§ Records provided:
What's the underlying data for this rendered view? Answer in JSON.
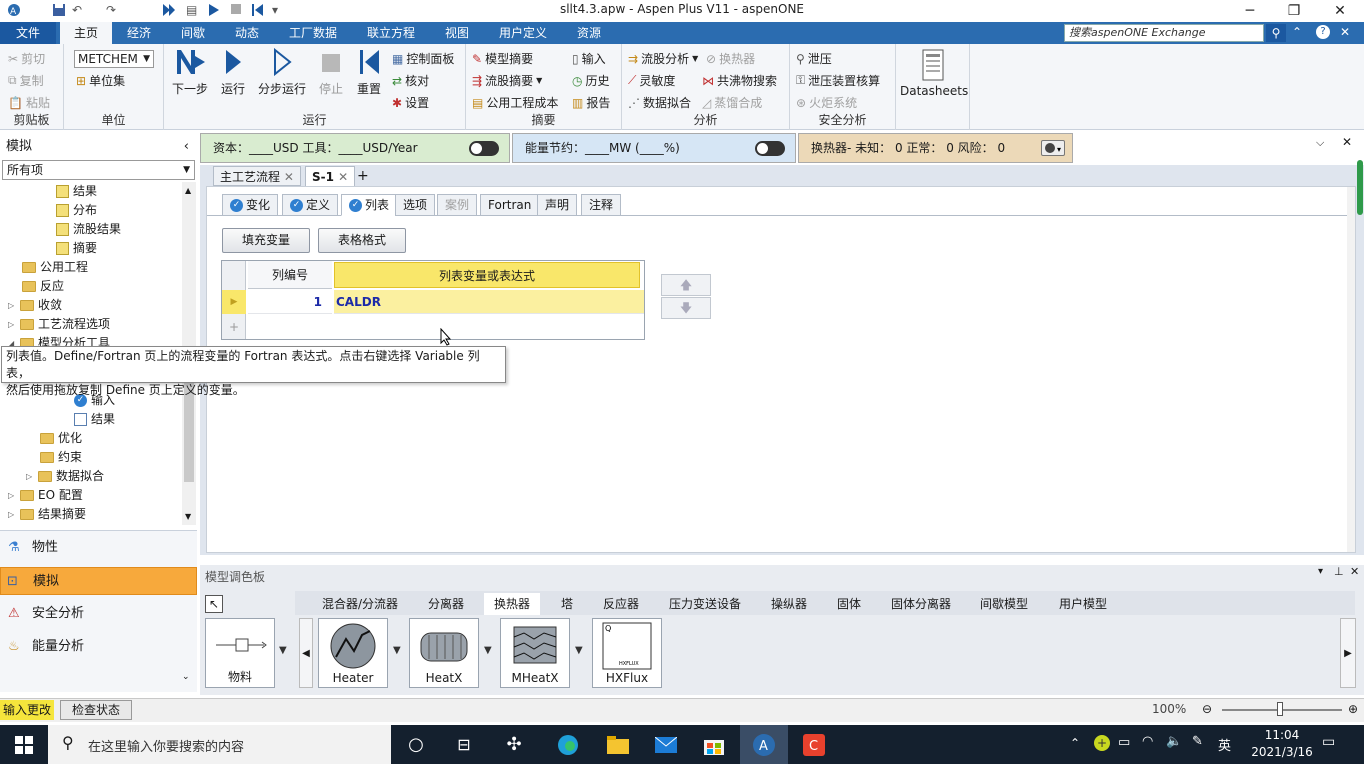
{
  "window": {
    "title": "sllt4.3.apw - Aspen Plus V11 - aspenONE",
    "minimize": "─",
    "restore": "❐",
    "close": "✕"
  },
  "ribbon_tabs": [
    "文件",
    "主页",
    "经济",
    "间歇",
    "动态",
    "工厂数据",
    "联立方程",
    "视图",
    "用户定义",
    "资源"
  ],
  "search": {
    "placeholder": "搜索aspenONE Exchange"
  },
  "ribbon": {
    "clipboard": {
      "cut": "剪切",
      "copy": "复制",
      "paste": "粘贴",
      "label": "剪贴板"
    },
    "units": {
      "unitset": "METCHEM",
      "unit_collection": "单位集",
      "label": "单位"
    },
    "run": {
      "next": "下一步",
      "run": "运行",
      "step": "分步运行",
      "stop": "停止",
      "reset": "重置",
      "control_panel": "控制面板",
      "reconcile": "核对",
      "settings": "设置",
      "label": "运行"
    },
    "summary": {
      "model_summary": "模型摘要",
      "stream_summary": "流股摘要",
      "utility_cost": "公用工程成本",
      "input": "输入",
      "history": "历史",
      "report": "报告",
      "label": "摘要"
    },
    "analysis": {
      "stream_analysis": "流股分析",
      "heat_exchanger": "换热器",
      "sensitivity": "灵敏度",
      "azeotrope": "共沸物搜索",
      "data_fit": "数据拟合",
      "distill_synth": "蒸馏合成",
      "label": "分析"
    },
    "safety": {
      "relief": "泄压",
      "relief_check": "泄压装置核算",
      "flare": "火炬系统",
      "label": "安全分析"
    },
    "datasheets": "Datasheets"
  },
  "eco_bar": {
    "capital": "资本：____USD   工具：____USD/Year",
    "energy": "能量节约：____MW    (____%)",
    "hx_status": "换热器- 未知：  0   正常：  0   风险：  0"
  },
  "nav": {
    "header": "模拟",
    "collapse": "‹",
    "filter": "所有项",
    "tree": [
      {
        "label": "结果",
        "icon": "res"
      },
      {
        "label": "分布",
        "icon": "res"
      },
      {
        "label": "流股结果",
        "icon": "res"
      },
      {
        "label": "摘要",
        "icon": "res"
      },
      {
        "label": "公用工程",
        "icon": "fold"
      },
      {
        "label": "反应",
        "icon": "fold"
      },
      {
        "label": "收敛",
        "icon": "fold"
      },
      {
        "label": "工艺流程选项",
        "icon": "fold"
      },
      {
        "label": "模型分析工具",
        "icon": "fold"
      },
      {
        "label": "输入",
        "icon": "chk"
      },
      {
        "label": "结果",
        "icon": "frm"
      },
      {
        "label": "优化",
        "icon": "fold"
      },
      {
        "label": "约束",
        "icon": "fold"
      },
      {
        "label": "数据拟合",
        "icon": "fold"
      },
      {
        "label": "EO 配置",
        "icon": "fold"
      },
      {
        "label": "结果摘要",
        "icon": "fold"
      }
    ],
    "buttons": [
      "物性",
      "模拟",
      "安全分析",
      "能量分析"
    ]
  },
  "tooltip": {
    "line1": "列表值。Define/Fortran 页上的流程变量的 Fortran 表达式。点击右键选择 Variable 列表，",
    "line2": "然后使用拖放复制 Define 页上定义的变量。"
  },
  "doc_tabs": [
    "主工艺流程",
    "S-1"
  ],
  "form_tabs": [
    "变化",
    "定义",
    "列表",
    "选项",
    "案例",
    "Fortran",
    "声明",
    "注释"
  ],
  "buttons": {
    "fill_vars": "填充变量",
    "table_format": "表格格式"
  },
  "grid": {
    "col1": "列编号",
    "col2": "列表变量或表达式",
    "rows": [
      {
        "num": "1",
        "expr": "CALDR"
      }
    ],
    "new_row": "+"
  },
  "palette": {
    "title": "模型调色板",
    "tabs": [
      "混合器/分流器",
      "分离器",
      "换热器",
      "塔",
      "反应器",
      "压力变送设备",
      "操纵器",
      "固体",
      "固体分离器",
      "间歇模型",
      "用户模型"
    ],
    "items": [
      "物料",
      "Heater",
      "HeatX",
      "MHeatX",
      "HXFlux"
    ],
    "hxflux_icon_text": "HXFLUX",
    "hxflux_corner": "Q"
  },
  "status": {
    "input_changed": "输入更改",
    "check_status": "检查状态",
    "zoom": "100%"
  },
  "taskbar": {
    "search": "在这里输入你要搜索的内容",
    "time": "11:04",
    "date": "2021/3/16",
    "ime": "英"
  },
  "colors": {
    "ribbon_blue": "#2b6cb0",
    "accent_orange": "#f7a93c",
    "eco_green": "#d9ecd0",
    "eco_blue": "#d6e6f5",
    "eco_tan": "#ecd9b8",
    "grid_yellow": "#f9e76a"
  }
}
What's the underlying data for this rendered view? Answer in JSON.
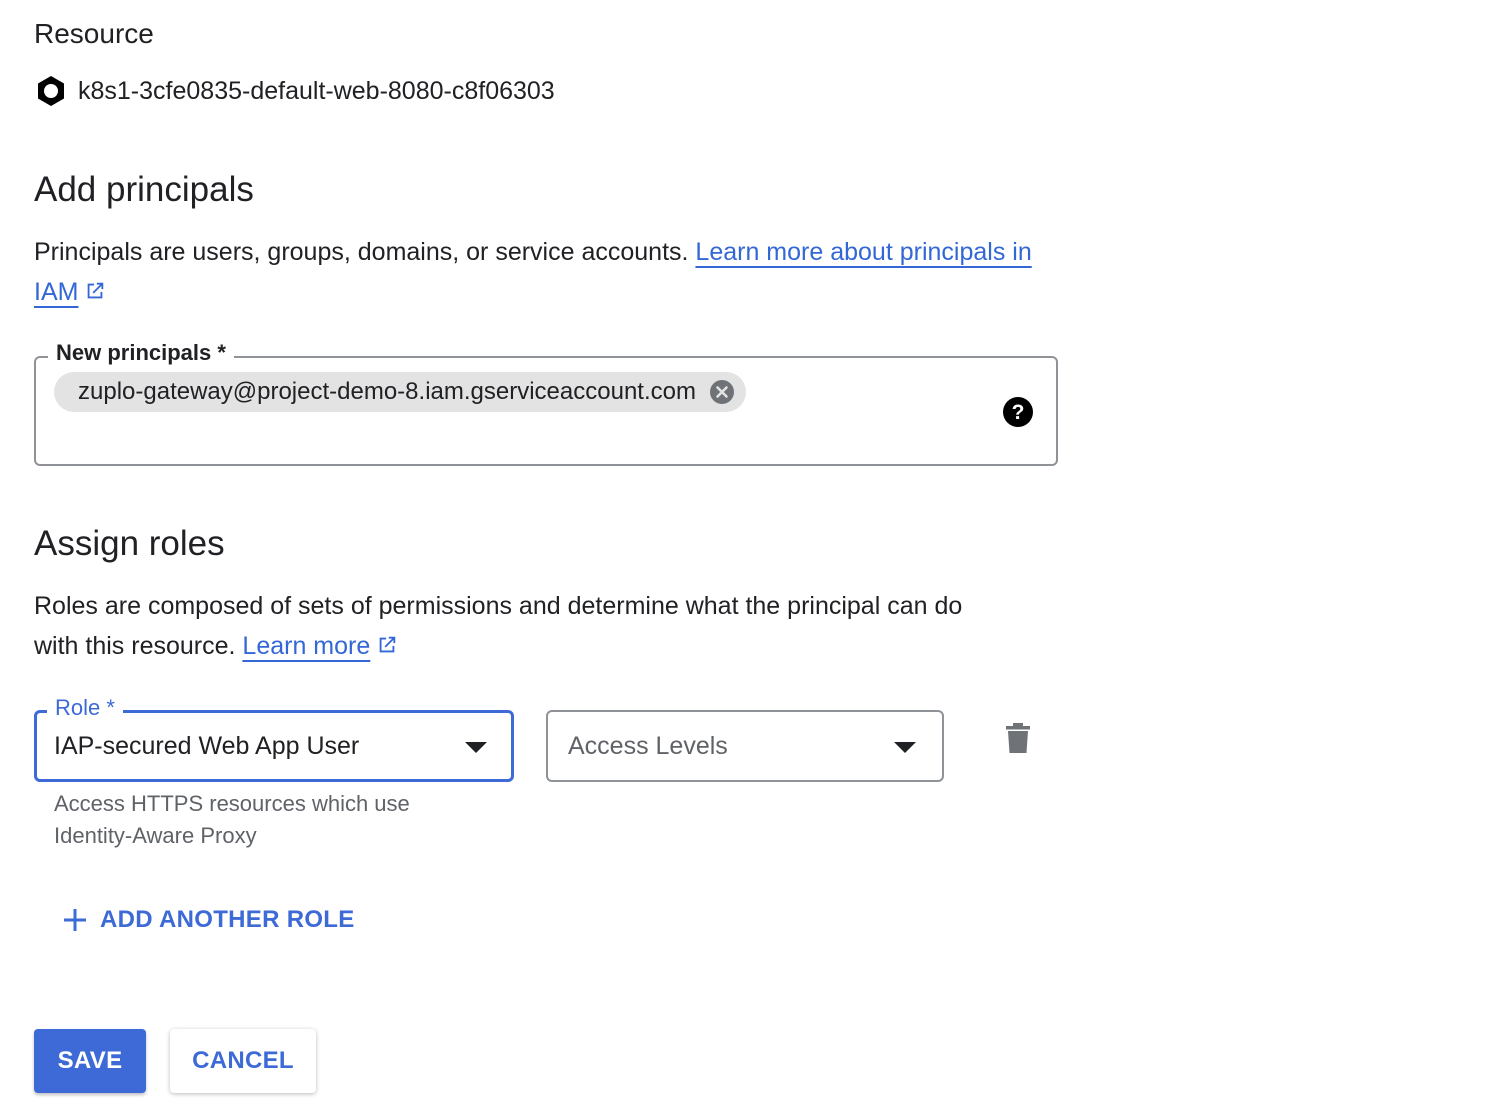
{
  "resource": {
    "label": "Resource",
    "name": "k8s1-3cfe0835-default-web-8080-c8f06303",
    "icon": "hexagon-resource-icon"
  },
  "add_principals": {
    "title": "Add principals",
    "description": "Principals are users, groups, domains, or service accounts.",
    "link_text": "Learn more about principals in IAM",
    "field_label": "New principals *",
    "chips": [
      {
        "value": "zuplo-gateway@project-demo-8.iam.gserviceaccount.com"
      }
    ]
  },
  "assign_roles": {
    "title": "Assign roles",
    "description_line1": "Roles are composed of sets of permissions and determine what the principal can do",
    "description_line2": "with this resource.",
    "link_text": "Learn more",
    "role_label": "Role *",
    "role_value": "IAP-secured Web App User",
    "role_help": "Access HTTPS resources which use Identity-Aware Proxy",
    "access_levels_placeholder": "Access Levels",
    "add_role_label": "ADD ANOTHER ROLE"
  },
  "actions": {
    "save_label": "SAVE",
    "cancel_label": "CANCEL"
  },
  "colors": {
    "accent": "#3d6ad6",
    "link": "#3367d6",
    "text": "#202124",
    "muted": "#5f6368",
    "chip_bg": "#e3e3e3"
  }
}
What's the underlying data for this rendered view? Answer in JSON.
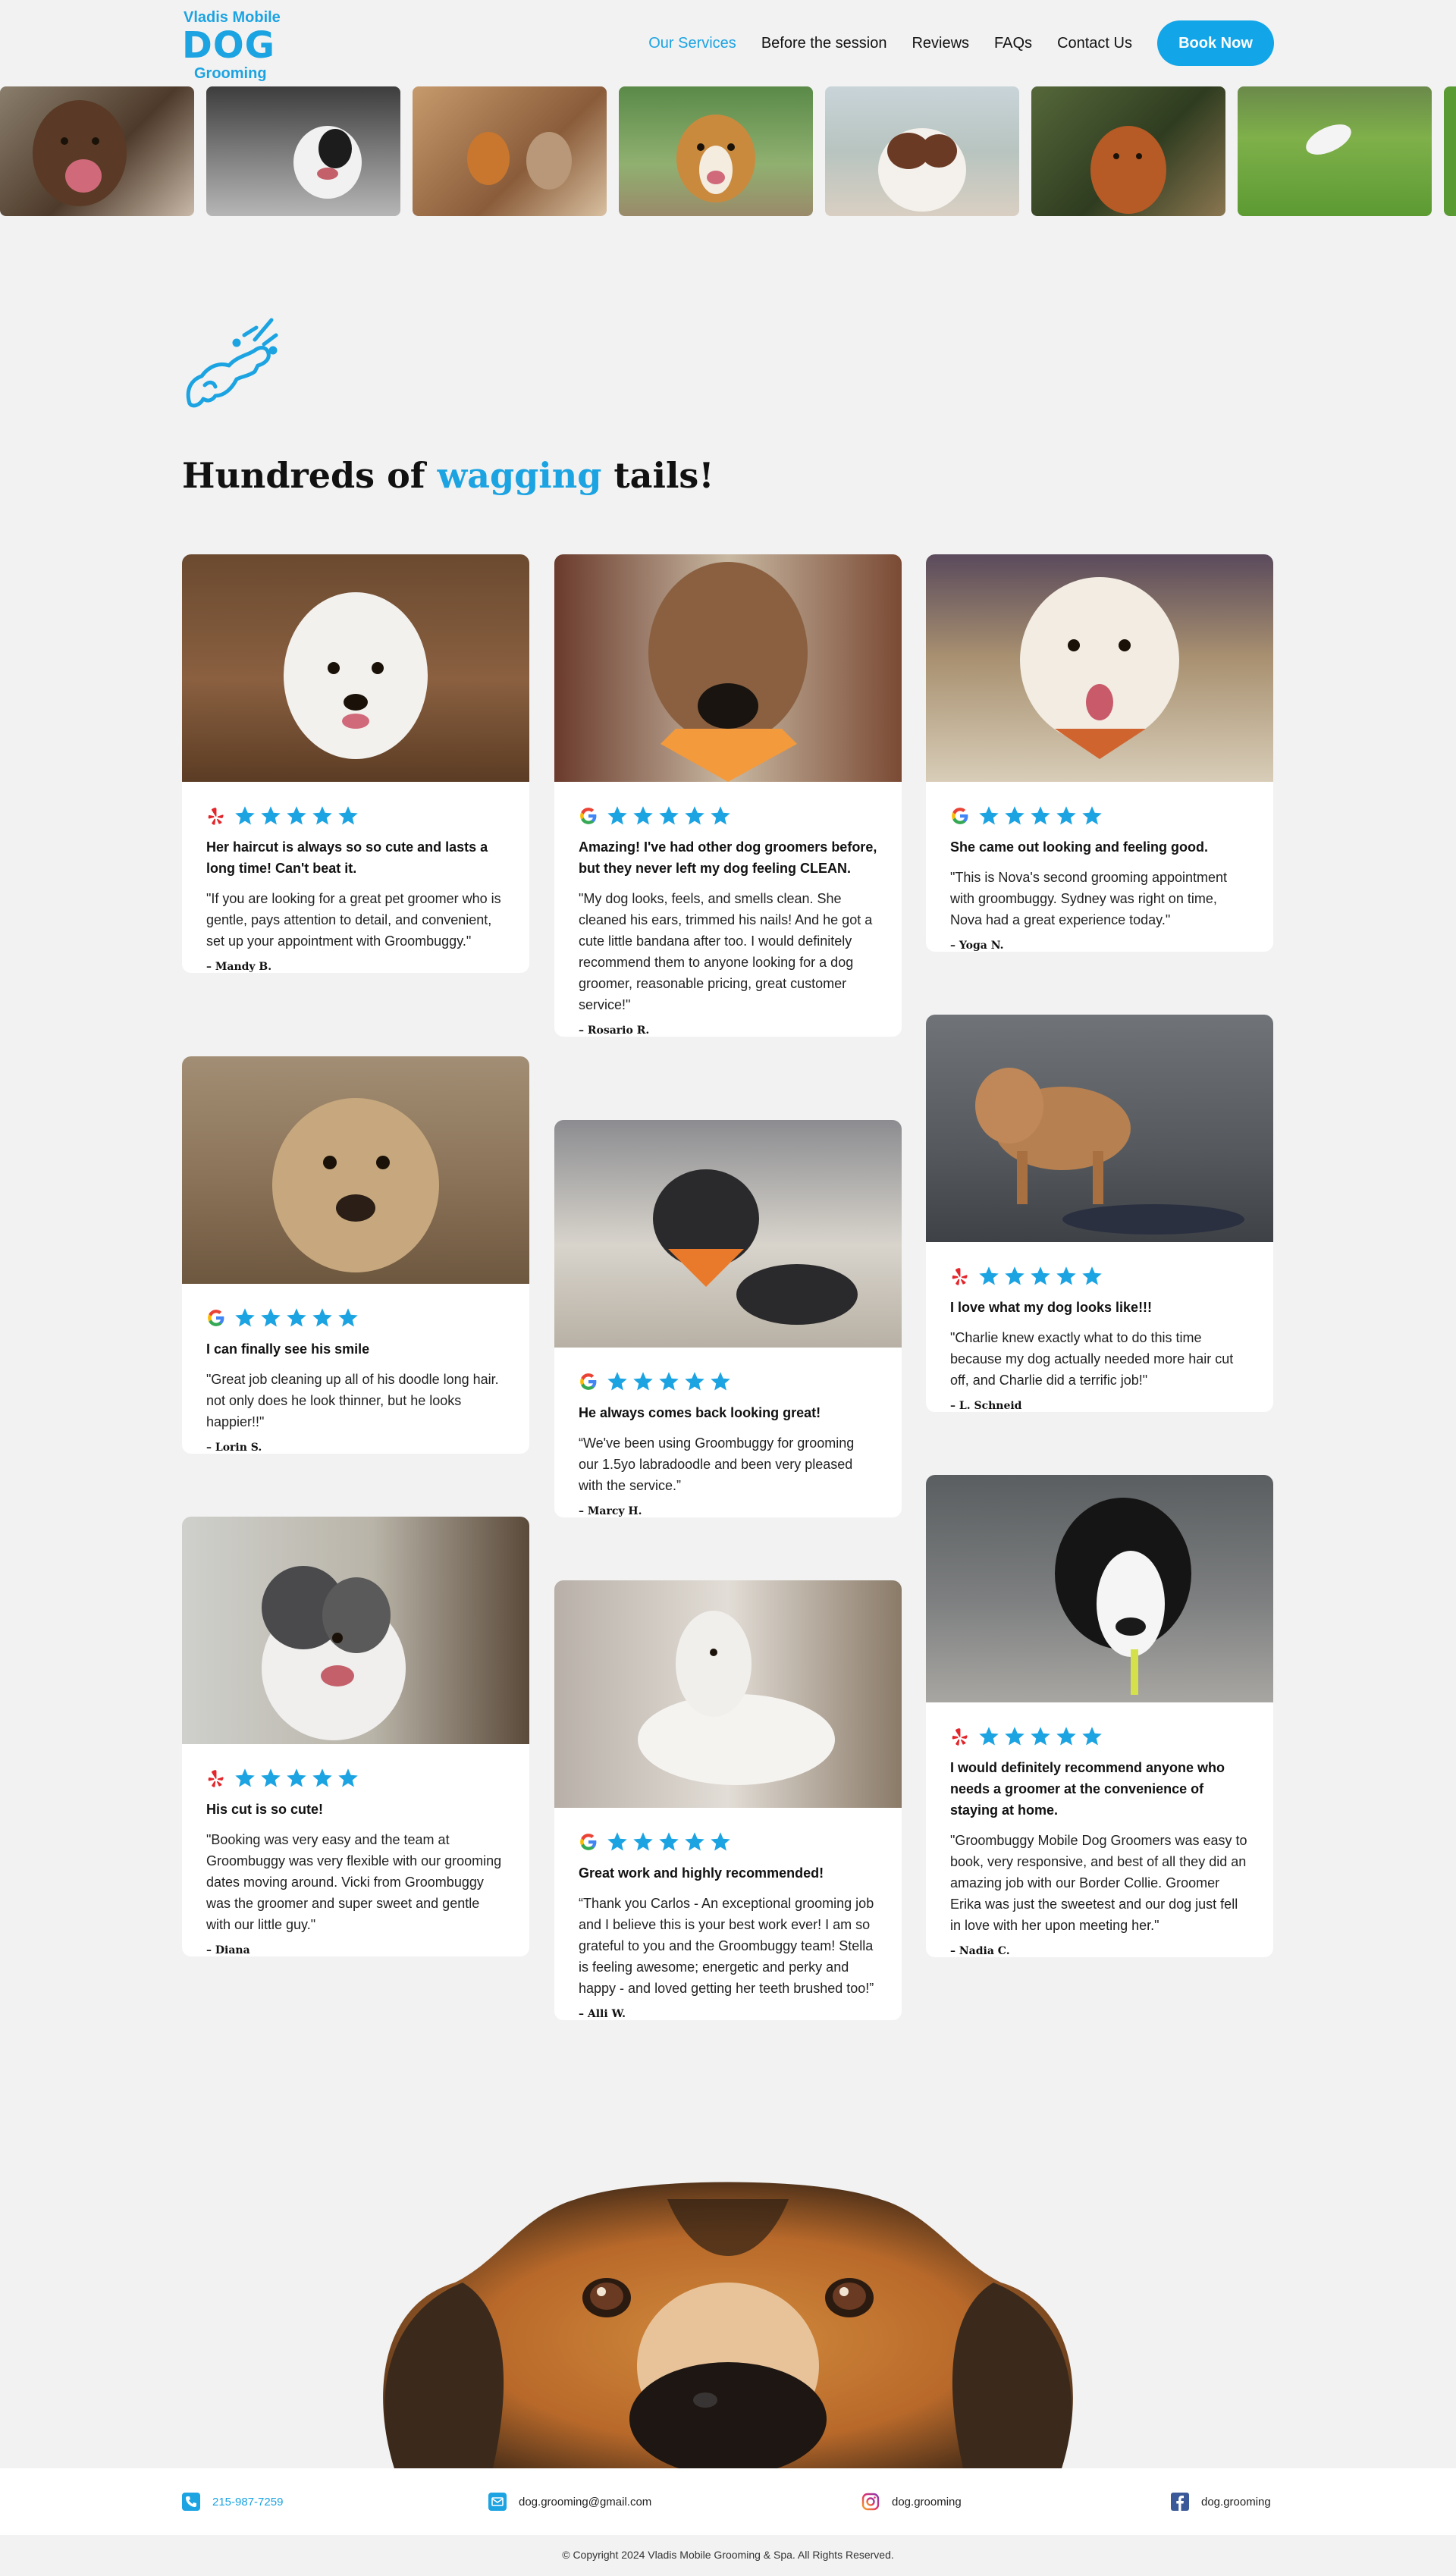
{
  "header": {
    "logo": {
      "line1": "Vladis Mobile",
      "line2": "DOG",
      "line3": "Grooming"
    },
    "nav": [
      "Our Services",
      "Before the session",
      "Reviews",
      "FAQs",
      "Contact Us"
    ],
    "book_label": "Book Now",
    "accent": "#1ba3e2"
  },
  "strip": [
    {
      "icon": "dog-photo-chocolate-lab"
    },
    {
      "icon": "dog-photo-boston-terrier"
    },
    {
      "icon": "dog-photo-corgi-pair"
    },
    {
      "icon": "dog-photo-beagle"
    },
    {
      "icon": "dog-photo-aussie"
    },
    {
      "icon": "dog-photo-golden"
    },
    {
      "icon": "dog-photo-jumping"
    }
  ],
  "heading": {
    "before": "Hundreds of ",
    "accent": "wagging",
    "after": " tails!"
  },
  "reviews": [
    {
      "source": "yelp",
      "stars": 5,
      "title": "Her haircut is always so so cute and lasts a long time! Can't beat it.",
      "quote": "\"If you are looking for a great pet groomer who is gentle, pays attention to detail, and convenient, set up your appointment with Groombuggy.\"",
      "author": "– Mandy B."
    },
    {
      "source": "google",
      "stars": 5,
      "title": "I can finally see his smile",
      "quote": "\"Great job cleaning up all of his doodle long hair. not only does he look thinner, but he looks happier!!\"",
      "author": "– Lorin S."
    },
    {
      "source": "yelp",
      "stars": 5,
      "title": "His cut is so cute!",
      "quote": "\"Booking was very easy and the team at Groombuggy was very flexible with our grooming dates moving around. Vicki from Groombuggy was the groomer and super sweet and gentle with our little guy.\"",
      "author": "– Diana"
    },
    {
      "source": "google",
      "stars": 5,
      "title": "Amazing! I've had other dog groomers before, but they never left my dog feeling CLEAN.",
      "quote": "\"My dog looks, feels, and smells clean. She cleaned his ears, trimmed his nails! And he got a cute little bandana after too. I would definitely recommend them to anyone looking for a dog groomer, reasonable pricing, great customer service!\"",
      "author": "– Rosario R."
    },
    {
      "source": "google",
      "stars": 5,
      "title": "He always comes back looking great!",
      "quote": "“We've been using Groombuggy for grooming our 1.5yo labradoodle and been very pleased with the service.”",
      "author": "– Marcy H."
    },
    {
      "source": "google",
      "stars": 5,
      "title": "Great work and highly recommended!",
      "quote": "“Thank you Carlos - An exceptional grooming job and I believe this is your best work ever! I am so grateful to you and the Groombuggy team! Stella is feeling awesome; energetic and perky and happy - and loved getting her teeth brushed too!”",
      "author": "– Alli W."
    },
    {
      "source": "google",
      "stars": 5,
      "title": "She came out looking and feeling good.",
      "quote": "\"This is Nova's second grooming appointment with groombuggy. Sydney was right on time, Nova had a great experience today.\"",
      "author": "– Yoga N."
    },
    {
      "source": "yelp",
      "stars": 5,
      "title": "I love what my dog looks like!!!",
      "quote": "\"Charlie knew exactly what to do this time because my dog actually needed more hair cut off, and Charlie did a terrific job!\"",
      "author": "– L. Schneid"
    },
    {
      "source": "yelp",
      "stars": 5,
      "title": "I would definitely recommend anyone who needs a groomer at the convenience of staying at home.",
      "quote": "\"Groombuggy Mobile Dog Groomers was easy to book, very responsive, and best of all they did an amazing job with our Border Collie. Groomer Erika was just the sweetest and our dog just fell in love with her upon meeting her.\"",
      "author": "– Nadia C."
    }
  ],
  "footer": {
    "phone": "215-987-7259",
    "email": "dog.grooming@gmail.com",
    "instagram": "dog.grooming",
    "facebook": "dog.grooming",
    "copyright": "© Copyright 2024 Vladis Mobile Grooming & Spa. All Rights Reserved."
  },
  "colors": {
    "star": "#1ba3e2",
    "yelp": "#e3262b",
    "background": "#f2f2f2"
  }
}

§ Aim of the task:
Collect each line containing the string "with".

§ Output below:
    "description_line2": "with this resource.",
      "quote": "\"If you are looking for a great pet groomer who is gentle, pays attention to detail, and convenient, set up your appointment with Groombuggy.\"",
      "quote": "\"Booking was very easy and the team at Groombuggy was very flexible with our grooming dates moving around. Vicki from Groombuggy was the groomer and super sweet and gentle with our little guy.\"",
      "quote": "“We've been using Groombuggy for grooming our 1.5yo labradoodle and been very pleased with the service.”",
      "quote": "\"This is Nova's second grooming appointment with groombuggy. Sydney was right on time, Nova had a great experience today.\"",
      "quote": "\"Groombuggy Mobile Dog Groomers was easy to book, very responsive, and best of all they did an amazing job with our Border Collie. Groomer Erika was just the sweetest and our dog just fell in love with her upon meeting her.\"",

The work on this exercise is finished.